═════ Record list

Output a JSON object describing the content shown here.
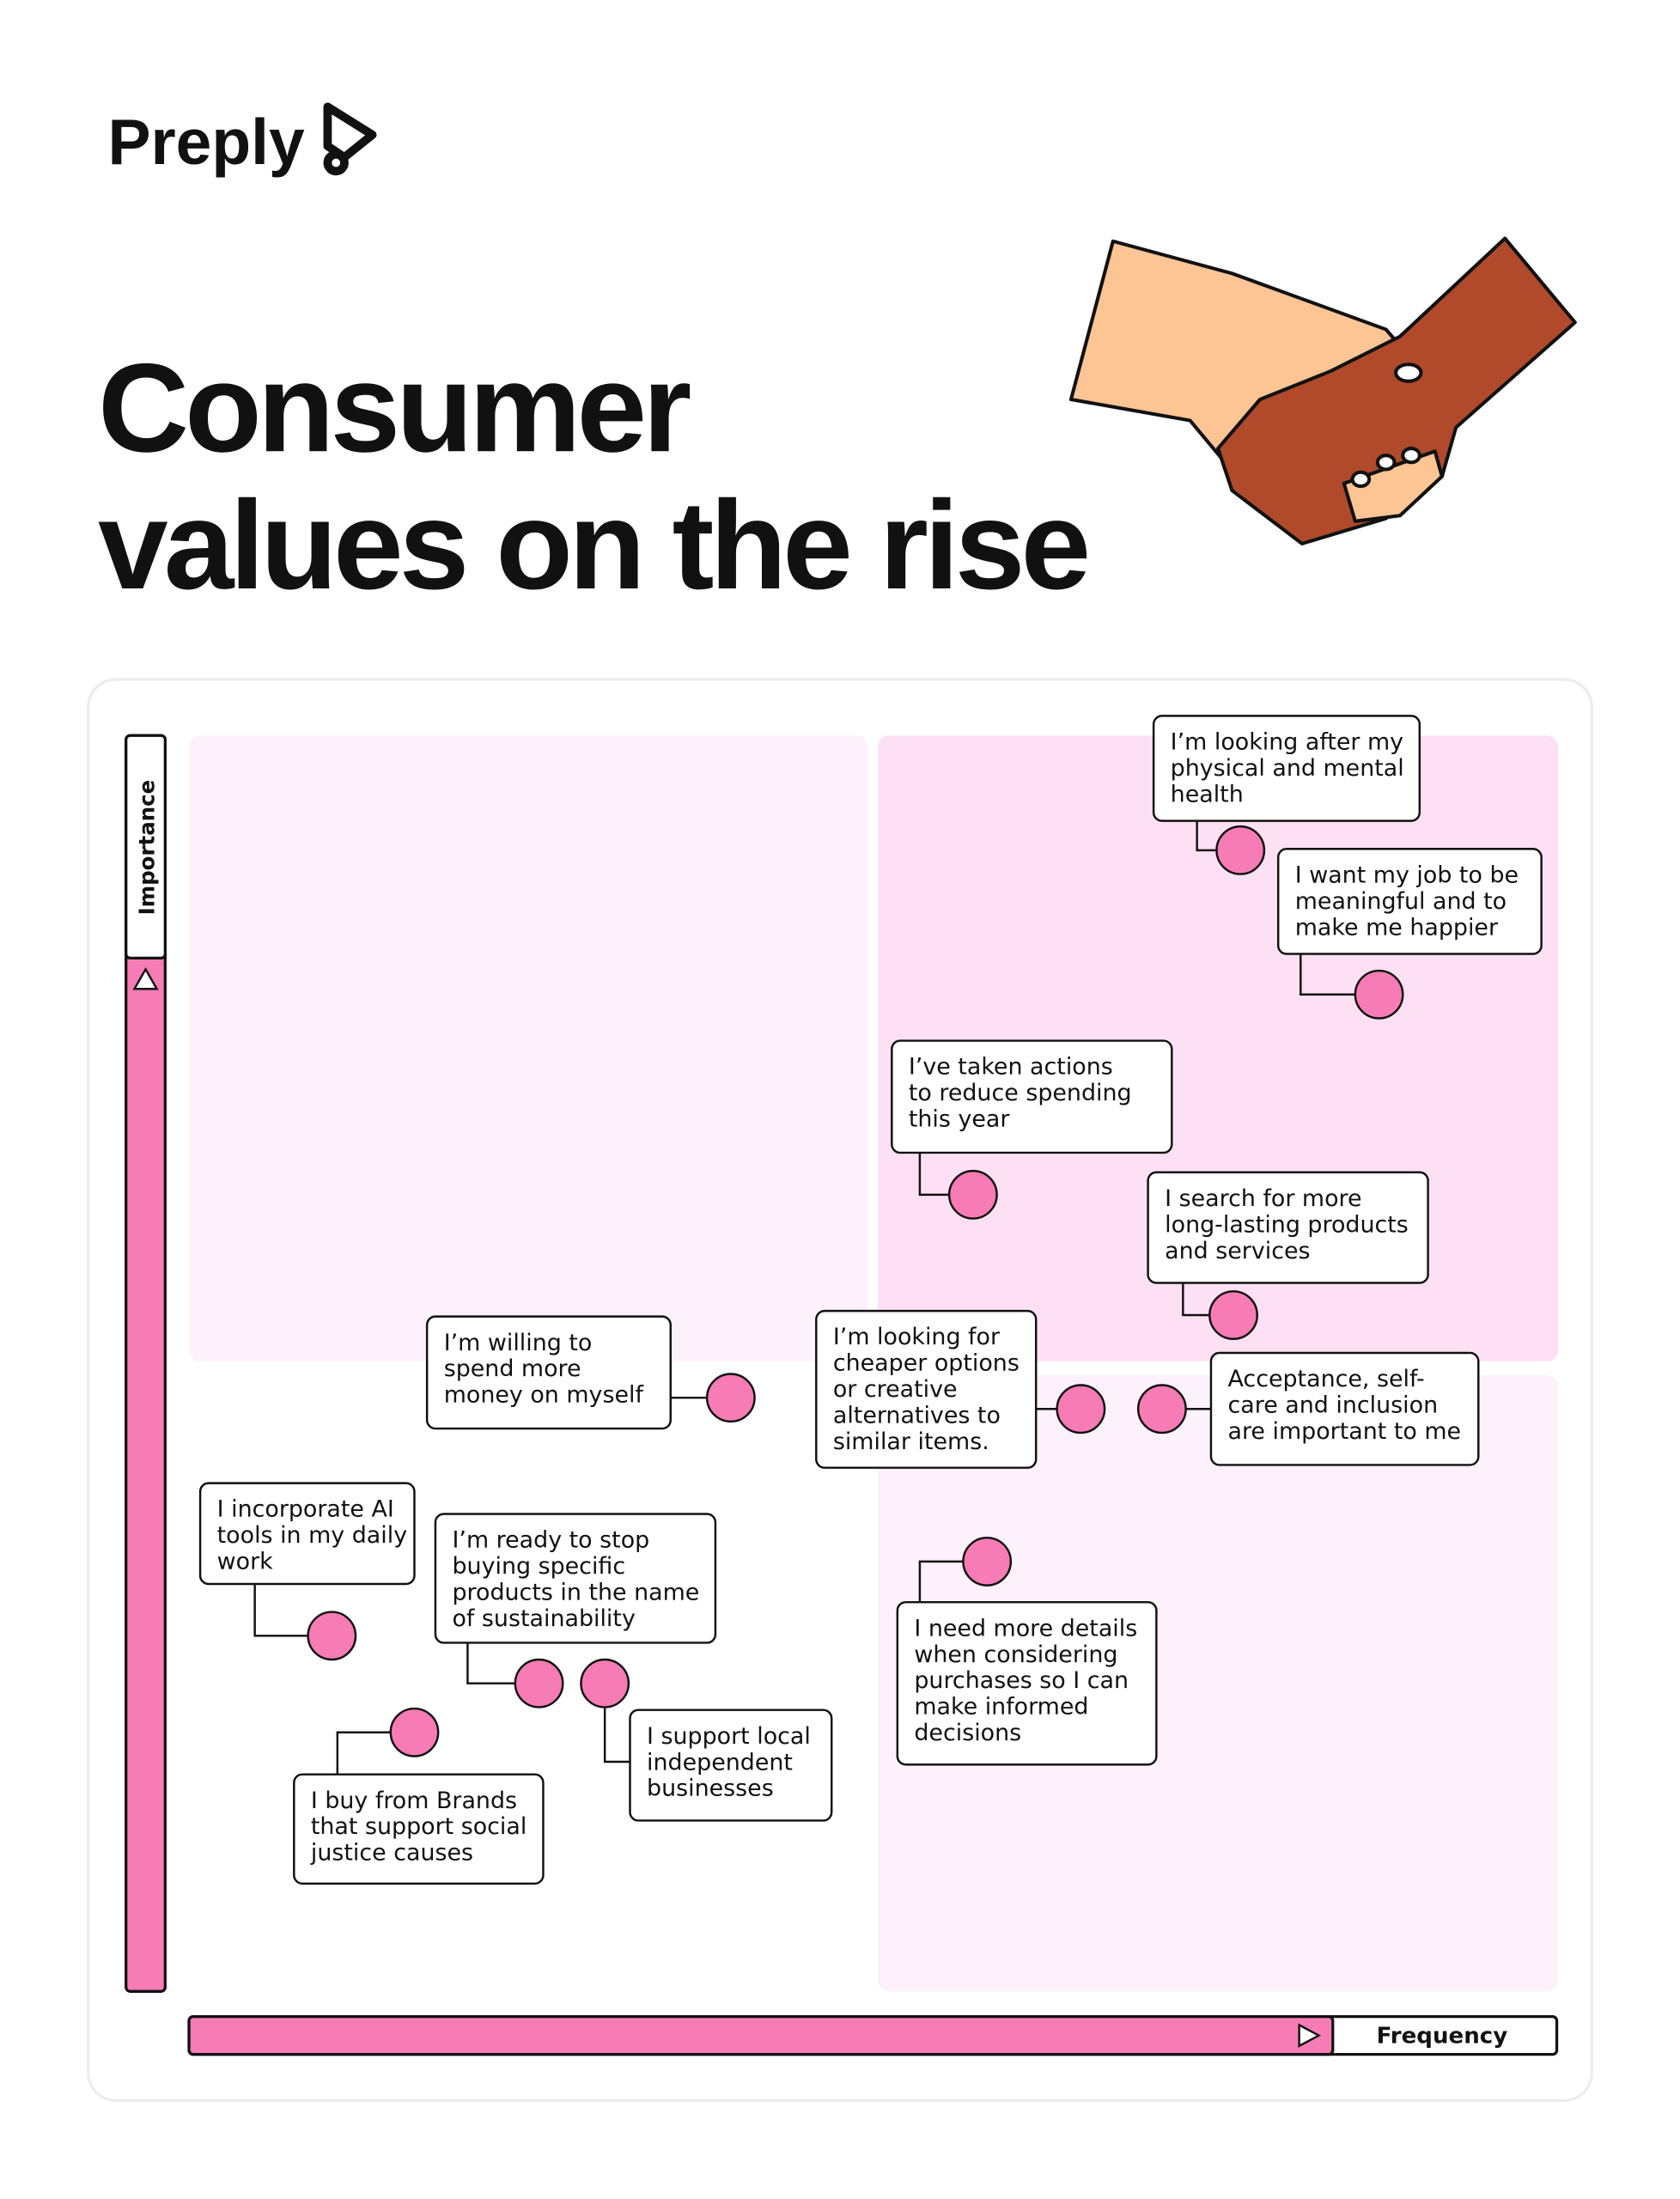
{
  "header": {
    "logo": "Preply",
    "title_lines": [
      "Consumer",
      "values on the rise"
    ]
  },
  "axes": {
    "y_label": "Importance",
    "x_label": "Frequency"
  },
  "statements": [
    {
      "lines": [
        "I’m looking after my",
        "physical and mental",
        "health"
      ]
    },
    {
      "lines": [
        "I want my job to be",
        "meaningful and to",
        "make me happier"
      ]
    },
    {
      "lines": [
        "I’ve taken actions",
        "to reduce spending",
        "this year"
      ]
    },
    {
      "lines": [
        "I search for more",
        "long-lasting products",
        "and services"
      ]
    },
    {
      "lines": [
        "I’m willing to",
        "spend more",
        "money on myself"
      ]
    },
    {
      "lines": [
        "I’m looking for",
        "cheaper options",
        "or creative",
        "alternatives to",
        "similar items."
      ]
    },
    {
      "lines": [
        "Acceptance, self-",
        "care and inclusion",
        "are important to me"
      ]
    },
    {
      "lines": [
        "I need more details",
        "when considering",
        "purchases so I can",
        "make informed",
        "decisions"
      ]
    },
    {
      "lines": [
        "I incorporate AI",
        "tools in my daily",
        "work"
      ]
    },
    {
      "lines": [
        "I’m ready to stop",
        "buying specific",
        "products in the name",
        "of sustainability"
      ]
    },
    {
      "lines": [
        "I support local",
        "independent",
        "businesses"
      ]
    },
    {
      "lines": [
        "I buy from Brands",
        "that support social",
        "justice causes"
      ]
    }
  ]
}
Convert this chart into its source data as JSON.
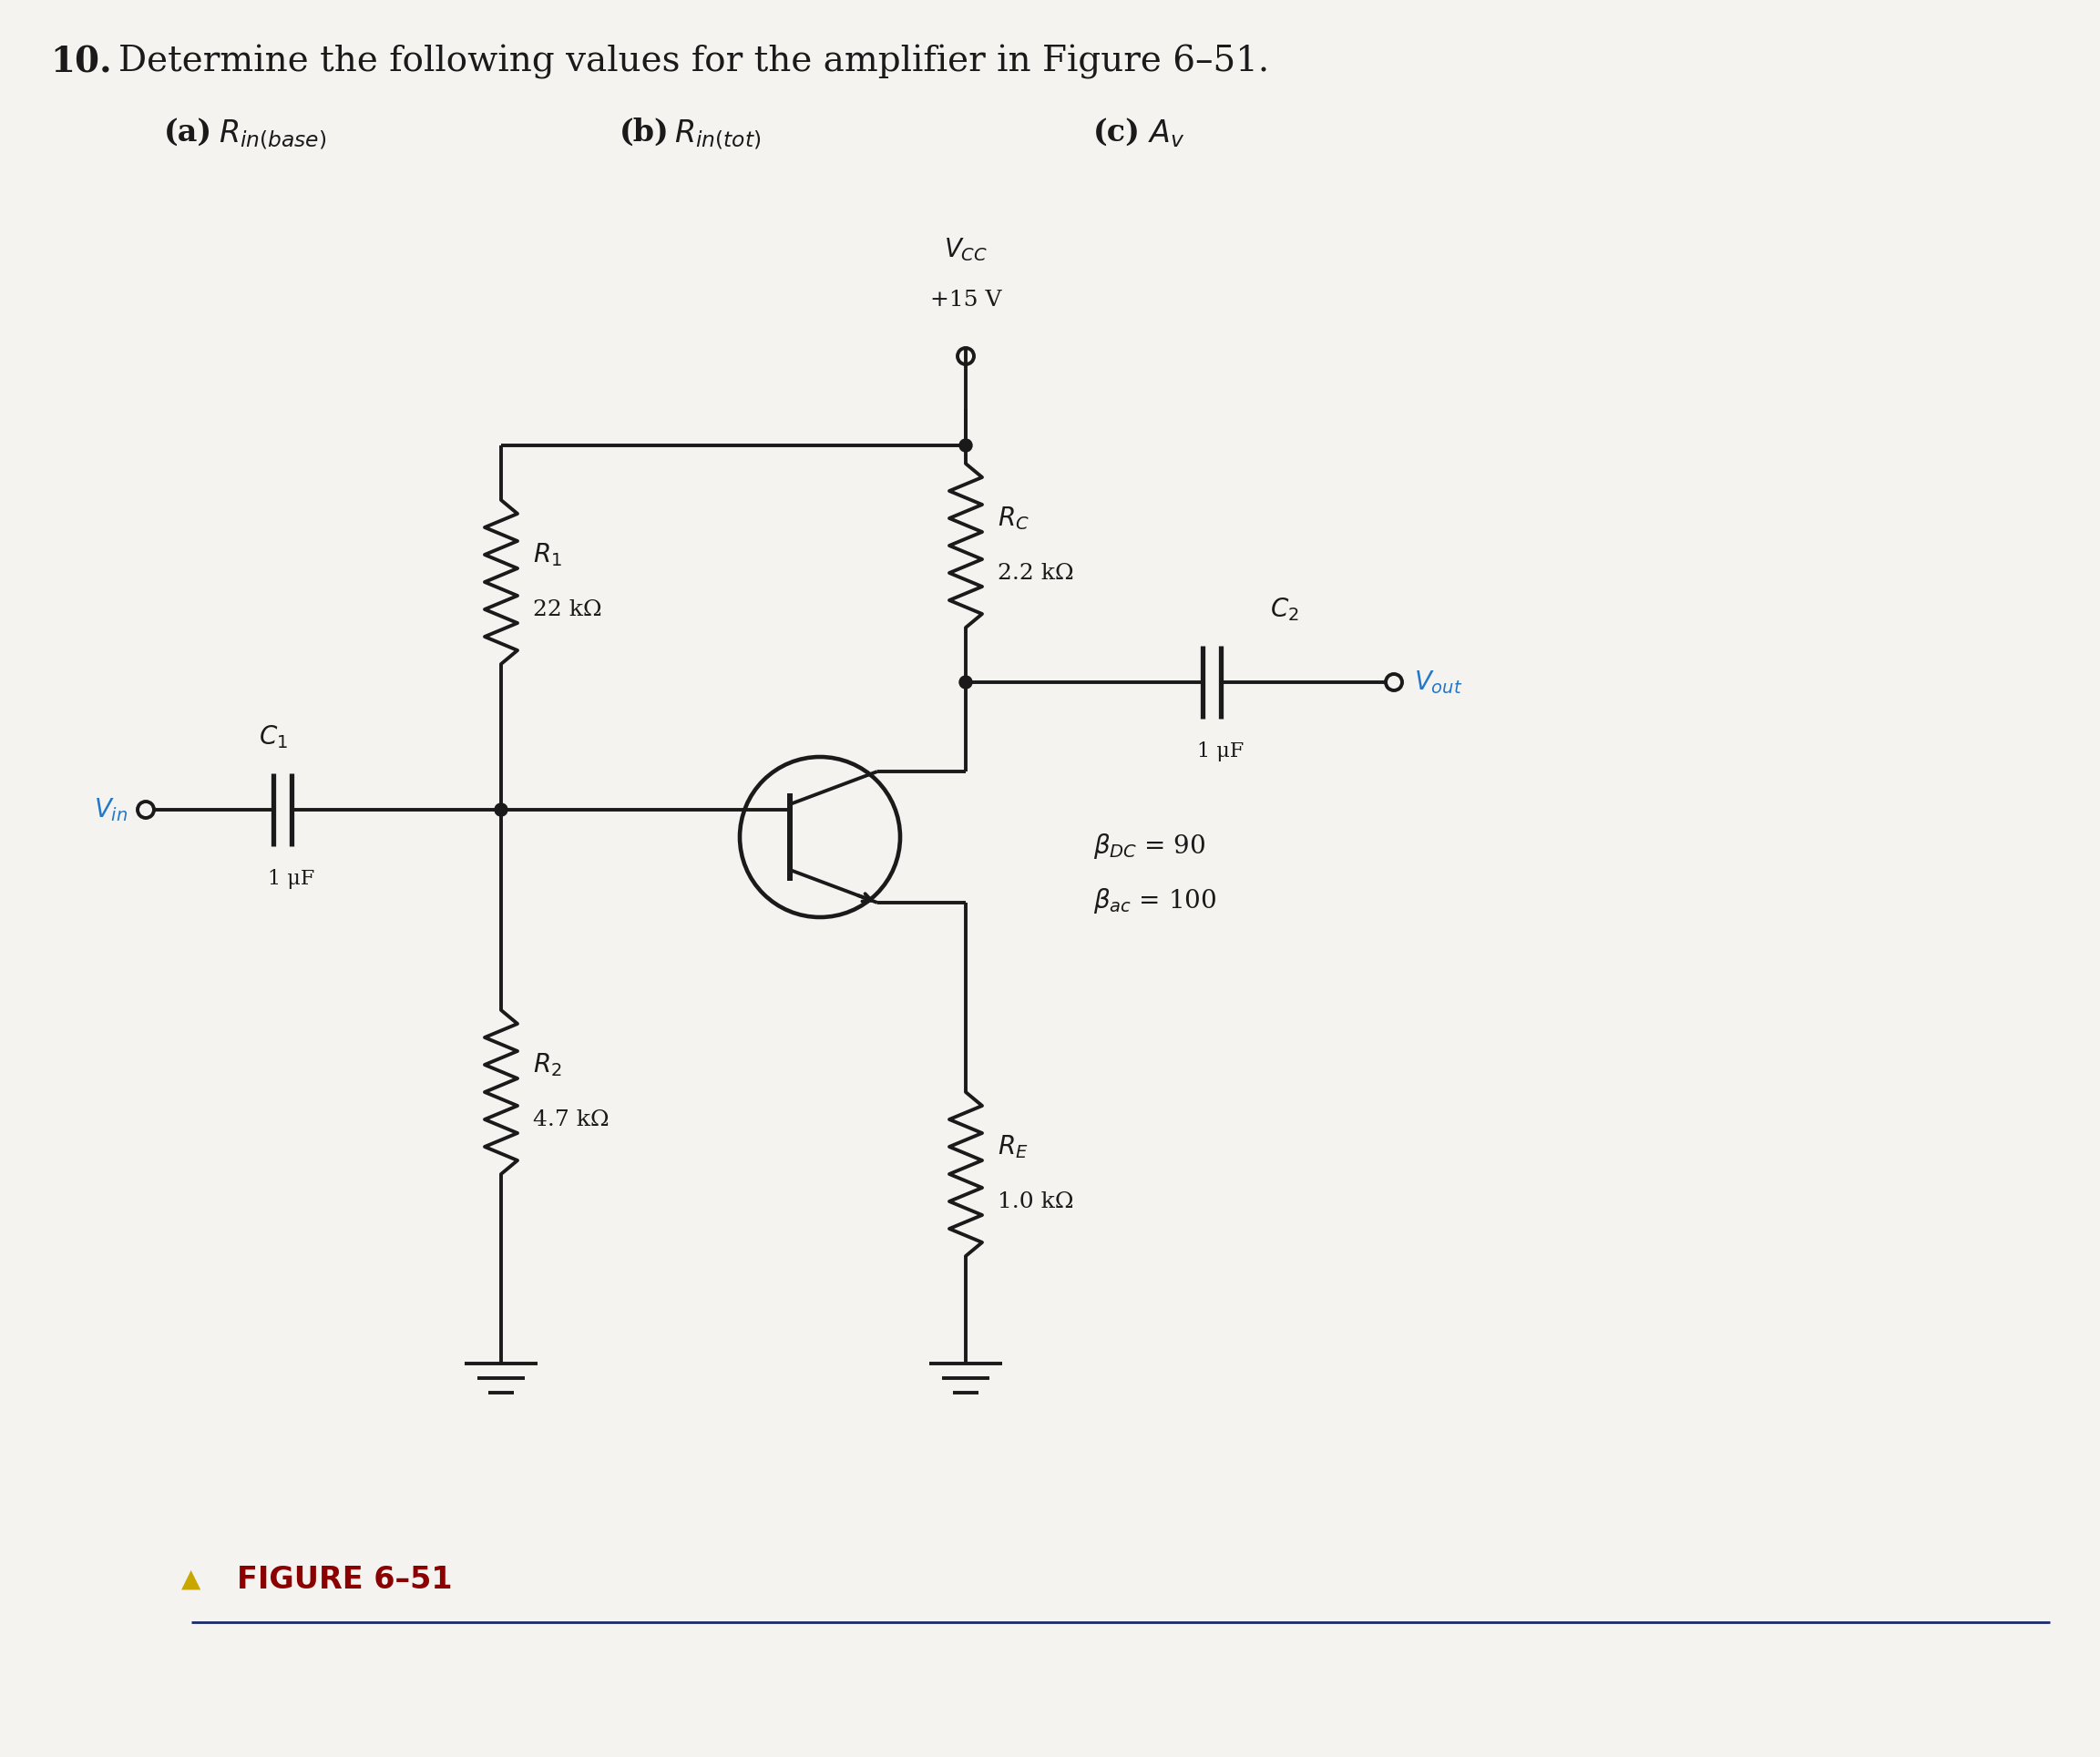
{
  "title_num": "10.",
  "title_text": "Determine the following values for the amplifier in Figure 6–51.",
  "sub_a": "(a)",
  "sub_a_math": "$R_{in(base)}$",
  "sub_b": "(b)",
  "sub_b_math": "$R_{in(tot)}$",
  "sub_c": "(c)",
  "sub_c_math": "$A_v$",
  "figure_label": "FIGURE 6–51",
  "bg_color": "#f5f3f0",
  "text_color": "#1a1a1a",
  "vcc_text1": "$V_{CC}$",
  "vcc_text2": "+15 V",
  "R1_sym": "$R_1$",
  "R1_val": "22 kΩ",
  "R2_sym": "$R_2$",
  "R2_val": "4.7 kΩ",
  "RC_sym": "$R_C$",
  "RC_val": "2.2 kΩ",
  "RE_sym": "$R_E$",
  "RE_val": "1.0 kΩ",
  "C1_sym": "$C_1$",
  "C1_val": "1 μF",
  "C2_sym": "$C_2$",
  "C2_val": "1 μF",
  "Vin_label": "$V_{in}$",
  "Vout_label": "$V_{out}$",
  "beta1": "$\\beta_{DC}$ = 90",
  "beta2": "$\\beta_{ac}$ = 100",
  "blue": "#2478c8",
  "black": "#1a1a1a",
  "dark_red": "#8b0000",
  "gold": "#c8a800",
  "navy": "#1a2a6a",
  "title_fontsize": 28,
  "sub_fontsize": 24,
  "label_fontsize": 20,
  "small_fontsize": 18
}
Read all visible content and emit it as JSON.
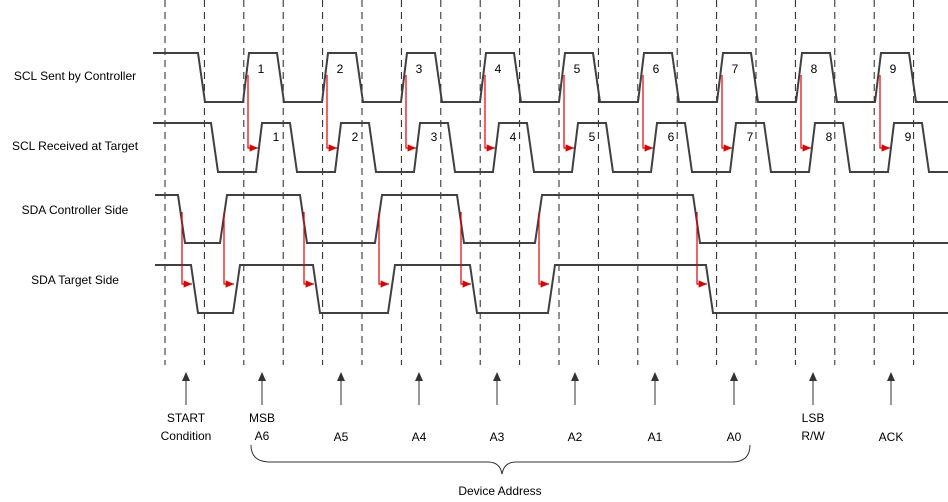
{
  "signals": [
    "SCL Sent by Controller",
    "SCL Received at Target",
    "SDA Controller Side",
    "SDA Target Side"
  ],
  "scl_sent_pulses": [
    "1",
    "2",
    "3",
    "4",
    "5",
    "6",
    "7",
    "8",
    "9"
  ],
  "scl_received_pulses": [
    "1",
    "2",
    "3",
    "4",
    "5",
    "6",
    "7",
    "8",
    "9"
  ],
  "markers": [
    {
      "lines": [
        "START",
        "Condition"
      ]
    },
    {
      "lines": [
        "MSB",
        "A6"
      ]
    },
    {
      "lines": [
        "A5"
      ]
    },
    {
      "lines": [
        "A4"
      ]
    },
    {
      "lines": [
        "A3"
      ]
    },
    {
      "lines": [
        "A2"
      ]
    },
    {
      "lines": [
        "A1"
      ]
    },
    {
      "lines": [
        "A0"
      ]
    },
    {
      "lines": [
        "LSB",
        "R/W"
      ]
    },
    {
      "lines": [
        "ACK"
      ]
    }
  ],
  "brace_label": "Device Address"
}
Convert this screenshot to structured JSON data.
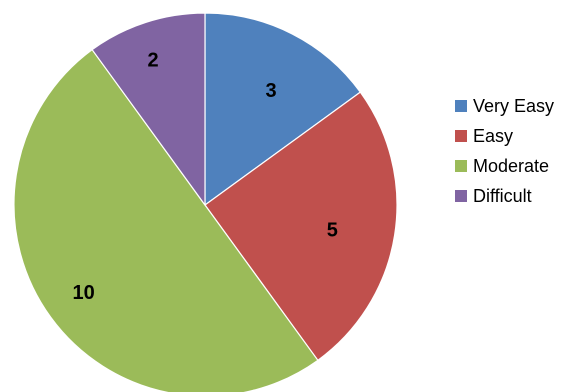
{
  "chart_data": {
    "type": "pie",
    "categories": [
      "Very Easy",
      "Easy",
      "Moderate",
      "Difficult"
    ],
    "values": [
      3,
      5,
      10,
      2
    ],
    "colors": [
      "#4F81BD",
      "#C0504D",
      "#9BBB59",
      "#8064A2"
    ],
    "data_labels": [
      "3",
      "5",
      "10",
      "2"
    ],
    "legend_position": "right",
    "start_angle_deg": 0,
    "direction": "clockwise"
  }
}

══════════

### What is required
Search the listing above for the string "JSON". Copy every line that contains it.

### Output for this task
Output a JSON object describing the content shown here.
Convert this chart into its source data as JSON.
Read all visible content and emit it as JSON.
Convert this screenshot to structured JSON data.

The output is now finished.